To do
Will you extract the entries word for word? Images should not appear in the copy.

○ ○ ○ ○

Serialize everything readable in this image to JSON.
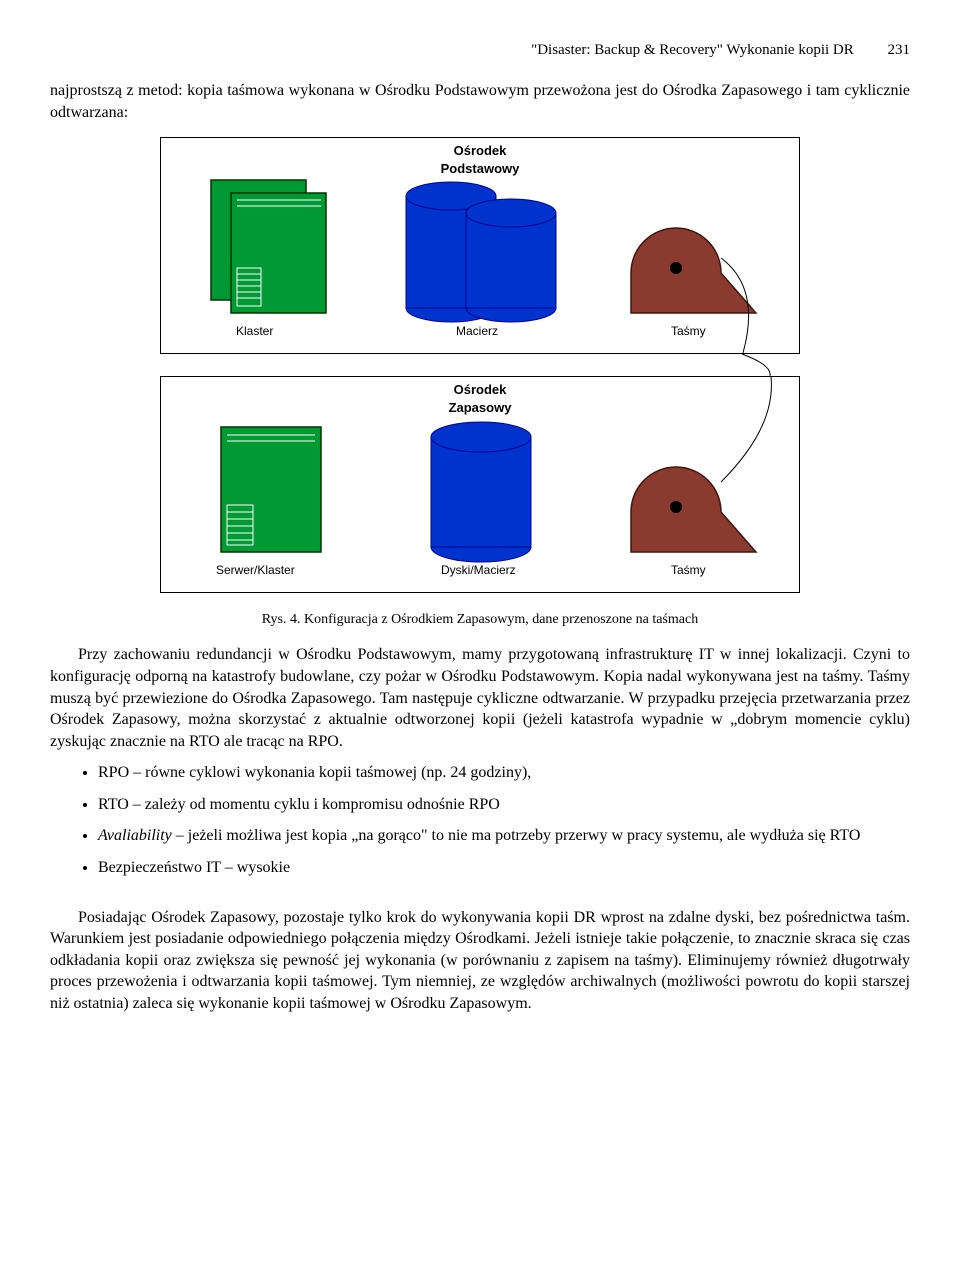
{
  "header": {
    "title": "\"Disaster: Backup & Recovery\" Wykonanie kopii DR",
    "page": "231"
  },
  "intro": "najprostszą z metod: kopia taśmowa wykonana w Ośrodku Podstawowym przewożona jest do Ośrodka Zapasowego i tam cyklicznie odtwarzana:",
  "diagram": {
    "border_color": "#000000",
    "curve_color": "#000000",
    "box1": {
      "title": "Ośrodek\nPodstawowy",
      "labels": [
        "Klaster",
        "Macierz",
        "Taśmy"
      ],
      "server": {
        "fill": "#009933",
        "stroke": "#003300"
      },
      "cylinder": {
        "fill": "#0033cc",
        "stroke": "#000099"
      },
      "tape": {
        "fill": "#8b3a2f",
        "stroke": "#3d1710"
      }
    },
    "box2": {
      "title": "Ośrodek\nZapasowy",
      "labels": [
        "Serwer/Klaster",
        "Dyski/Macierz",
        "Taśmy"
      ],
      "server": {
        "fill": "#009933",
        "stroke": "#003300"
      },
      "cylinder": {
        "fill": "#0033cc",
        "stroke": "#000099"
      },
      "tape": {
        "fill": "#8b3a2f",
        "stroke": "#3d1710"
      }
    }
  },
  "caption": "Rys. 4. Konfiguracja z Ośrodkiem Zapasowym, dane przenoszone na taśmach",
  "para2": "Przy zachowaniu redundancji w Ośrodku Podstawowym, mamy przygotowaną infrastrukturę IT w innej lokalizacji. Czyni to konfigurację odporną na katastrofy budowlane, czy pożar w Ośrodku Podstawowym. Kopia nadal wykonywana jest na taśmy. Taśmy muszą być przewiezione do Ośrodka Zapasowego. Tam następuje cykliczne odtwarzanie. W przypadku przejęcia przetwarzania przez Ośrodek Zapasowy, można skorzystać z aktualnie odtworzonej kopii (jeżeli katastrofa wypadnie w „dobrym momencie cyklu) zyskując znacznie na RTO ale tracąc na RPO.",
  "bullets": [
    "RPO – równe cyklowi wykonania kopii taśmowej (np. 24 godziny),",
    "RTO – zależy od momentu cyklu i kompromisu odnośnie RPO",
    "<i>Avaliability</i> – jeżeli możliwa jest kopia „na gorąco\" to nie ma potrzeby przerwy w pracy systemu, ale wydłuża się RTO",
    "Bezpieczeństwo IT – wysokie"
  ],
  "para3": "Posiadając Ośrodek Zapasowy, pozostaje tylko krok do wykonywania kopii DR wprost na zdalne dyski, bez pośrednictwa taśm. Warunkiem jest posiadanie odpowiedniego połączenia między Ośrodkami. Jeżeli istnieje takie połączenie, to znacznie skraca się czas odkładania kopii oraz zwiększa się pewność jej wykonania (w porównaniu z zapisem na taśmy). Eliminujemy również długotrwały proces przewożenia i odtwarzania kopii taśmowej. Tym niemniej, ze względów archiwalnych (możliwości powrotu do kopii starszej niż ostatnia) zaleca się wykonanie kopii taśmowej w Ośrodku Zapasowym."
}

○ ○ ○ ○

Written response
Serialize everything readable in this image to JSON.
{
  "header": {
    "title": "\"Disaster: Backup & Recovery\" Wykonanie kopii DR",
    "page": "231"
  },
  "intro": "najprostszą z metod: kopia taśmowa wykonana w Ośrodku Podstawowym przewożona jest do Ośrodka Zapasowego i tam cyklicznie odtwarzana:",
  "diagram": {
    "border_color": "#000000",
    "curve_color": "#000000",
    "box1": {
      "title": "Ośrodek\nPodstawowy",
      "labels": [
        "Klaster",
        "Macierz",
        "Taśmy"
      ],
      "server": {
        "fill": "#009933",
        "stroke": "#003300"
      },
      "cylinder": {
        "fill": "#0033cc",
        "stroke": "#000099"
      },
      "tape": {
        "fill": "#8b3a2f",
        "stroke": "#3d1710"
      }
    },
    "box2": {
      "title": "Ośrodek\nZapasowy",
      "labels": [
        "Serwer/Klaster",
        "Dyski/Macierz",
        "Taśmy"
      ],
      "server": {
        "fill": "#009933",
        "stroke": "#003300"
      },
      "cylinder": {
        "fill": "#0033cc",
        "stroke": "#000099"
      },
      "tape": {
        "fill": "#8b3a2f",
        "stroke": "#3d1710"
      }
    }
  },
  "caption": "Rys. 4. Konfiguracja z Ośrodkiem Zapasowym, dane przenoszone na taśmach",
  "para2": "Przy zachowaniu redundancji w Ośrodku Podstawowym, mamy przygotowaną infrastrukturę IT w innej lokalizacji. Czyni to konfigurację odporną na katastrofy budowlane, czy pożar w Ośrodku Podstawowym. Kopia nadal wykonywana jest na taśmy. Taśmy muszą być przewiezione do Ośrodka Zapasowego. Tam następuje cykliczne odtwarzanie. W przypadku przejęcia przetwarzania przez Ośrodek Zapasowy, można skorzystać z aktualnie odtworzonej kopii (jeżeli katastrofa wypadnie w „dobrym momencie cyklu) zyskując znacznie na RTO ale tracąc na RPO.",
  "bullets": [
    "RPO – równe cyklowi wykonania kopii taśmowej (np. 24 godziny),",
    "RTO – zależy od momentu cyklu i kompromisu odnośnie RPO",
    "<i>Avaliability</i> – jeżeli możliwa jest kopia „na gorąco\" to nie ma potrzeby przerwy w pracy systemu, ale wydłuża się RTO",
    "Bezpieczeństwo IT – wysokie"
  ],
  "para3": "Posiadając Ośrodek Zapasowy, pozostaje tylko krok do wykonywania kopii DR wprost na zdalne dyski, bez pośrednictwa taśm. Warunkiem jest posiadanie odpowiedniego połączenia między Ośrodkami. Jeżeli istnieje takie połączenie, to znacznie skraca się czas odkładania kopii oraz zwiększa się pewność jej wykonania (w porównaniu z zapisem na taśmy). Eliminujemy również długotrwały proces przewożenia i odtwarzania kopii taśmowej. Tym niemniej, ze względów archiwalnych (możliwości powrotu do kopii starszej niż ostatnia) zaleca się wykonanie kopii taśmowej w Ośrodku Zapasowym."
}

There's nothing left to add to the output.